▼
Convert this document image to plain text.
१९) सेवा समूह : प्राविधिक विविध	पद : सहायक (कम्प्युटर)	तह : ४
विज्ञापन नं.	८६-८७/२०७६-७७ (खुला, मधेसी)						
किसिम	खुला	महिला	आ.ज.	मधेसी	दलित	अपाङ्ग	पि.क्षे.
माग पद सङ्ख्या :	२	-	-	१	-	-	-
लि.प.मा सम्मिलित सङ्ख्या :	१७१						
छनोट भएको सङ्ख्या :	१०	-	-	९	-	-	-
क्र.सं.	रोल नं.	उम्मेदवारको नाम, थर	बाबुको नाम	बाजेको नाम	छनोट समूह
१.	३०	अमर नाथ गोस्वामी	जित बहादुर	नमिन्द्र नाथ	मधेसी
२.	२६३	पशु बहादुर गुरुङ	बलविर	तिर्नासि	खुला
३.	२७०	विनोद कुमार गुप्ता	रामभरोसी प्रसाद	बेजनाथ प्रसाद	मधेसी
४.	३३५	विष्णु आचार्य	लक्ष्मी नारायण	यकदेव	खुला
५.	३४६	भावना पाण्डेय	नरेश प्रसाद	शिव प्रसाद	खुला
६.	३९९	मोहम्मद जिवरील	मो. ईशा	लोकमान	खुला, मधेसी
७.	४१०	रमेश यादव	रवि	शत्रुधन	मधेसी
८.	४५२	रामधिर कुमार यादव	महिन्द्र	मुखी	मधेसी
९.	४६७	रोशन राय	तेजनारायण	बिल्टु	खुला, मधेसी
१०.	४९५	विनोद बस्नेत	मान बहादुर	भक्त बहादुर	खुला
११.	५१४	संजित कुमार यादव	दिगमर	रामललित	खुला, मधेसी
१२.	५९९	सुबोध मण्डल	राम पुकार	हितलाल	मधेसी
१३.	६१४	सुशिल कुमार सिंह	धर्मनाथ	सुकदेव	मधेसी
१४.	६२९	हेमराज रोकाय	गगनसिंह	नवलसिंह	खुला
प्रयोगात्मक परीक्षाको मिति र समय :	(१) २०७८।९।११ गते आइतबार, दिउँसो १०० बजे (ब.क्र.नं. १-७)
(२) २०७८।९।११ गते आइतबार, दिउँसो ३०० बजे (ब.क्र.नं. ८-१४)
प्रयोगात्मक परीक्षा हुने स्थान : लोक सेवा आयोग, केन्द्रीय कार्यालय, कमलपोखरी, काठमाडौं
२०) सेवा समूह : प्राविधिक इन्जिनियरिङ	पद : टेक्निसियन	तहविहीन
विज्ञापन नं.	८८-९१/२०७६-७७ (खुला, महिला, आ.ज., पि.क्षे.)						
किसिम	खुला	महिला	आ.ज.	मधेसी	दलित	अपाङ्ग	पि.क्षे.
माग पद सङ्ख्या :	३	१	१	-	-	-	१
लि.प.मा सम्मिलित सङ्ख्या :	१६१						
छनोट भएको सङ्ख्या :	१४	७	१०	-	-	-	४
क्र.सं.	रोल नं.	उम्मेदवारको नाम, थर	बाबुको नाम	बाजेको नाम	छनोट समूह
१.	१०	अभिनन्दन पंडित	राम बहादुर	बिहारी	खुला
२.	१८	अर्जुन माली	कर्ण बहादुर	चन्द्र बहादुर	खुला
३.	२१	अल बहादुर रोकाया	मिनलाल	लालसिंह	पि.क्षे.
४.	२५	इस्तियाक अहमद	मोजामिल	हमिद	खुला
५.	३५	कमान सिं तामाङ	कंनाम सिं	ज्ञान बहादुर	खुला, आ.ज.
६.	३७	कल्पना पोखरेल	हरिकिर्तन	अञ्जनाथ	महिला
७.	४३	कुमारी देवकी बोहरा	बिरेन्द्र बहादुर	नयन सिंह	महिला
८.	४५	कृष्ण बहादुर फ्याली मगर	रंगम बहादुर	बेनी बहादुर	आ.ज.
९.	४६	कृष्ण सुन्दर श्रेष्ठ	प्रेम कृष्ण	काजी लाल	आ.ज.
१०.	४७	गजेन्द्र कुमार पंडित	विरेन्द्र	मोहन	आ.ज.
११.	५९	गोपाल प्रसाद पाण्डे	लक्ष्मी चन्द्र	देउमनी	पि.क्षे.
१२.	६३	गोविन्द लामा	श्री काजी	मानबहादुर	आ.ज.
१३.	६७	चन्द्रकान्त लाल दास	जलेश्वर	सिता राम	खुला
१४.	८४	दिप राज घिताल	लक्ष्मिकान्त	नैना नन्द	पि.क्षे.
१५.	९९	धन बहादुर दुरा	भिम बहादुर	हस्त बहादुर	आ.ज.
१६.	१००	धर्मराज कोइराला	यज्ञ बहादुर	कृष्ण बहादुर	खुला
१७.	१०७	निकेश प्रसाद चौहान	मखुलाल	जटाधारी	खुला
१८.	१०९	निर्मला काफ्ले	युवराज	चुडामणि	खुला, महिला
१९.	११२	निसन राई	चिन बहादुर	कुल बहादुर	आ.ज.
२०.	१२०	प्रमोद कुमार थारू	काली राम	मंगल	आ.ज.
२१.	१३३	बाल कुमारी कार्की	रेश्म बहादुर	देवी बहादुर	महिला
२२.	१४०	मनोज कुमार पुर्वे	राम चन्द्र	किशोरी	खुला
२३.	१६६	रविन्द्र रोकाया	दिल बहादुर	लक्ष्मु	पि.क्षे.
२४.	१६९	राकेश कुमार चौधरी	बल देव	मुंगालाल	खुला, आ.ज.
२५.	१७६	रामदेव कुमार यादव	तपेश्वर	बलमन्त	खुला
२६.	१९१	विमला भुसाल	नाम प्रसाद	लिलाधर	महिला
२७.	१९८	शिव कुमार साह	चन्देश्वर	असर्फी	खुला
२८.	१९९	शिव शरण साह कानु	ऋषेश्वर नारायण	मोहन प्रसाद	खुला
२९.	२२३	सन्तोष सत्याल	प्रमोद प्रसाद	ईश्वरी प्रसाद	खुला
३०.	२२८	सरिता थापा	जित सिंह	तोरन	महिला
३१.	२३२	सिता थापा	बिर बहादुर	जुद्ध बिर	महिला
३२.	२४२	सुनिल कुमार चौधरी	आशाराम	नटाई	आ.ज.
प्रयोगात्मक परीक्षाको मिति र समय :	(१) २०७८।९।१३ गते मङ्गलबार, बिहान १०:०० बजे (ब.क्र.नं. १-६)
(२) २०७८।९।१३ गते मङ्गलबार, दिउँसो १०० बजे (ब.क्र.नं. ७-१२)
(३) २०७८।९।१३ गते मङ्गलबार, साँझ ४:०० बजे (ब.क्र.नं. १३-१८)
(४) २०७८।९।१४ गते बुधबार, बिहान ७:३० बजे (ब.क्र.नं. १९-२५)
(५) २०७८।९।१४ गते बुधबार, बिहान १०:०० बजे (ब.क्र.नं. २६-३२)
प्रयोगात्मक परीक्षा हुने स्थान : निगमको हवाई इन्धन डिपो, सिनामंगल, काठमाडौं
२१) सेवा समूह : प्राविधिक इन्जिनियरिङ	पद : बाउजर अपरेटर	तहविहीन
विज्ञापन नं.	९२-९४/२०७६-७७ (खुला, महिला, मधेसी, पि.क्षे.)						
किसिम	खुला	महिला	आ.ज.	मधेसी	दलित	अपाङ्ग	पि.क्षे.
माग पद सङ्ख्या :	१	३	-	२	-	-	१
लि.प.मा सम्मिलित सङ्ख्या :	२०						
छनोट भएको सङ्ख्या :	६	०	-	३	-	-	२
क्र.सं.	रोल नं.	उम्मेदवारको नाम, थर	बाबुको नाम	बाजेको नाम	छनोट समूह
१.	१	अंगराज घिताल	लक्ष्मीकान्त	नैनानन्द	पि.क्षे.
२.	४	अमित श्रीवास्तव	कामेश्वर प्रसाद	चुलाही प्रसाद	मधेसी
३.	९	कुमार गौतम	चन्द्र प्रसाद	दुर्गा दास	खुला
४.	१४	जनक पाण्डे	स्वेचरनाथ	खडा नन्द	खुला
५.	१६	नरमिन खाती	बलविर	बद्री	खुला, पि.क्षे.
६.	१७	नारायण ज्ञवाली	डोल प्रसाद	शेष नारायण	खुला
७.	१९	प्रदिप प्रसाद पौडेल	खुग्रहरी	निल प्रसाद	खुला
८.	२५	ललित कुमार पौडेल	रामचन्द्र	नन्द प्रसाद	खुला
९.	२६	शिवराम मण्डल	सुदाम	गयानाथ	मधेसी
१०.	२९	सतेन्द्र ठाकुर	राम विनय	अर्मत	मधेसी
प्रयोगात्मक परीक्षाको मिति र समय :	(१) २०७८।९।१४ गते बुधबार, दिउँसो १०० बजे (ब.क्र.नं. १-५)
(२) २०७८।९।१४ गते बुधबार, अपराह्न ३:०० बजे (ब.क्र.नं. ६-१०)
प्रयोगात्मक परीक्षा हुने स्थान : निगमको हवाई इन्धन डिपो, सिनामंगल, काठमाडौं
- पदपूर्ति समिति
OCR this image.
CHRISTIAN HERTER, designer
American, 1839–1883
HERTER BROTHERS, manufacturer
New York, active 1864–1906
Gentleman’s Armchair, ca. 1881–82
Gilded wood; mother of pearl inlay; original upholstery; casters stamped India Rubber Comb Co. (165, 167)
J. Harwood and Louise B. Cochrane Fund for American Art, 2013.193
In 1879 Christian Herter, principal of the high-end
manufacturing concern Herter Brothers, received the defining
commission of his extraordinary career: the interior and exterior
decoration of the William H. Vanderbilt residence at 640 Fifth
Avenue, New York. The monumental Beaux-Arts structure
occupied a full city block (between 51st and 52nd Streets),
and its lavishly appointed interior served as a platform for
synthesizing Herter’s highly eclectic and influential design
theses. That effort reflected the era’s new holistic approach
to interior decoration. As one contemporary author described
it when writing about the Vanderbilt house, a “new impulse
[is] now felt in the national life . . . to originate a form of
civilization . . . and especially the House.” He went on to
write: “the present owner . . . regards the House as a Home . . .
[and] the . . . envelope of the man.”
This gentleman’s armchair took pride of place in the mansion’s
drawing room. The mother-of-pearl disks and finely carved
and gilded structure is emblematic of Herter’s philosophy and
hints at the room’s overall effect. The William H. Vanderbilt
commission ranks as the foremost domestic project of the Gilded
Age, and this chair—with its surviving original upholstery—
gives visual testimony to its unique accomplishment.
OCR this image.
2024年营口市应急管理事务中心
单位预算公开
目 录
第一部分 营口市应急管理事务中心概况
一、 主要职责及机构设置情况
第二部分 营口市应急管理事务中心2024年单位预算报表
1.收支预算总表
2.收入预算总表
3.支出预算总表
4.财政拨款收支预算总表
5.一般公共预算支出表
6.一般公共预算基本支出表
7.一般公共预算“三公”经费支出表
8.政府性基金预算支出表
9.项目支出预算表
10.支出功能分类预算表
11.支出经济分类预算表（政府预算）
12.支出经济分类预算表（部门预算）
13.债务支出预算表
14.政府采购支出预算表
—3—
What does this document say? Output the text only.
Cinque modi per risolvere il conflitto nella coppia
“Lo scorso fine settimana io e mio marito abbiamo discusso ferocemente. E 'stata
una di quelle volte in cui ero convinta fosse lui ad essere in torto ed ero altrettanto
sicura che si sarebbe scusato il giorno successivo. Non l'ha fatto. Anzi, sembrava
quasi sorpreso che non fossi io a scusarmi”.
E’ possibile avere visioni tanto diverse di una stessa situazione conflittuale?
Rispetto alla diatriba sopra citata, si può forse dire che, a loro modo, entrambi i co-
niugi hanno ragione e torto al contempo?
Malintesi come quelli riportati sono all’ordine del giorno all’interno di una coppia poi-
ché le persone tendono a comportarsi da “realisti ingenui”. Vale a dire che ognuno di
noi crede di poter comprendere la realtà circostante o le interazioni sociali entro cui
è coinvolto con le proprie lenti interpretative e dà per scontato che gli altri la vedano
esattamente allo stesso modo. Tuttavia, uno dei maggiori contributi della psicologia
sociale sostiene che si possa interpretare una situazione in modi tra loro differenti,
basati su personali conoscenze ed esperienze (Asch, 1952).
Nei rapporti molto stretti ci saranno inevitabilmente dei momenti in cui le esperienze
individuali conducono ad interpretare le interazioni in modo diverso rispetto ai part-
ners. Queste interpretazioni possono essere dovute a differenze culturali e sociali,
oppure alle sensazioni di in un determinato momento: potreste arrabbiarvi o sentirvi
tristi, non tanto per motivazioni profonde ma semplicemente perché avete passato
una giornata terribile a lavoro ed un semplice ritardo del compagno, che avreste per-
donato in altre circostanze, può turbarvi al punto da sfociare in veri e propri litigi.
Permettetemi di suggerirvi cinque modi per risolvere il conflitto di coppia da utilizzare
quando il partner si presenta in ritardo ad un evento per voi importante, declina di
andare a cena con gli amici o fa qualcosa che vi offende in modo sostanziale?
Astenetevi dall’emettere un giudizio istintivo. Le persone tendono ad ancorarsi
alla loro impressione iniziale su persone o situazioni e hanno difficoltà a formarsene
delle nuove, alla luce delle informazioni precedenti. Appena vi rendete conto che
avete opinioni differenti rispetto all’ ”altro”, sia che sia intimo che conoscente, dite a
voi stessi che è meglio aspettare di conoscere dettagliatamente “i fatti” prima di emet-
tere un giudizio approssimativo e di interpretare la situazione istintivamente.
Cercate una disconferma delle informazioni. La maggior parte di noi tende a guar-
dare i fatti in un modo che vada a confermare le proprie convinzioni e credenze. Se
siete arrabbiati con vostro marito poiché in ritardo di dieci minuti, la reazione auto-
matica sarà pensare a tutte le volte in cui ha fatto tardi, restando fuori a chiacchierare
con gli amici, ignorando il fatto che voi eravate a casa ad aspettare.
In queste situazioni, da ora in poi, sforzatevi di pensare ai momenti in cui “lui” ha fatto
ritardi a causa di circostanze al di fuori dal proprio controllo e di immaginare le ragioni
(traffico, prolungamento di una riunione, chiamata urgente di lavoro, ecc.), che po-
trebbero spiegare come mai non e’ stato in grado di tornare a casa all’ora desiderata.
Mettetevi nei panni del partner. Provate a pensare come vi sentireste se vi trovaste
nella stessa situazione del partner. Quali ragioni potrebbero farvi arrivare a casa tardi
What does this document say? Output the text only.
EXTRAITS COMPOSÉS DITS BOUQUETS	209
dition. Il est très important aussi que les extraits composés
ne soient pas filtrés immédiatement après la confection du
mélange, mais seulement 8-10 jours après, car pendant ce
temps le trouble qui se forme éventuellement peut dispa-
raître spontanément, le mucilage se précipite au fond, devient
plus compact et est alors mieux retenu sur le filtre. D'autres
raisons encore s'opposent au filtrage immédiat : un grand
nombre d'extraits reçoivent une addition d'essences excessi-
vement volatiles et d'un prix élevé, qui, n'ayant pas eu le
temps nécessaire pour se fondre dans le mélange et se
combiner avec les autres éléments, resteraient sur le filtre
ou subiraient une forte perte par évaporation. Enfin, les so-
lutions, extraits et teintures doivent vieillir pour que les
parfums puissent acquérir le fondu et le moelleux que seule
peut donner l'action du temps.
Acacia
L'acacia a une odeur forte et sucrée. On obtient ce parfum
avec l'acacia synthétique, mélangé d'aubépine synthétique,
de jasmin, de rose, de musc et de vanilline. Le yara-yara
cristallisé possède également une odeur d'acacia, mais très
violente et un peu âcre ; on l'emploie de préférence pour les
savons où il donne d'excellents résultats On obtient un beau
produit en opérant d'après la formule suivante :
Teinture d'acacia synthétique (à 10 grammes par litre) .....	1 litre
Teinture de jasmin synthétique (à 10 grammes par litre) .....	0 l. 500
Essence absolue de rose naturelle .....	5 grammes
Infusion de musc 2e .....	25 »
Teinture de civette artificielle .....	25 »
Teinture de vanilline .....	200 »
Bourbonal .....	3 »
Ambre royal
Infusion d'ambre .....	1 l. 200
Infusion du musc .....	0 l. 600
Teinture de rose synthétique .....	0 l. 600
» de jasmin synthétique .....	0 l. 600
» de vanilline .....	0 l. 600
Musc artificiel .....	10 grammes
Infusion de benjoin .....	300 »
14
▲
Written exercise: Make a copy of each line that contains the string "avete".

Exercise output:
tristi, non tanto per motivazioni profonde ma semplicemente perché avete passato
avete opinioni differenti rispetto all’ ”altro”, sia che sia intimo che conoscente, dite a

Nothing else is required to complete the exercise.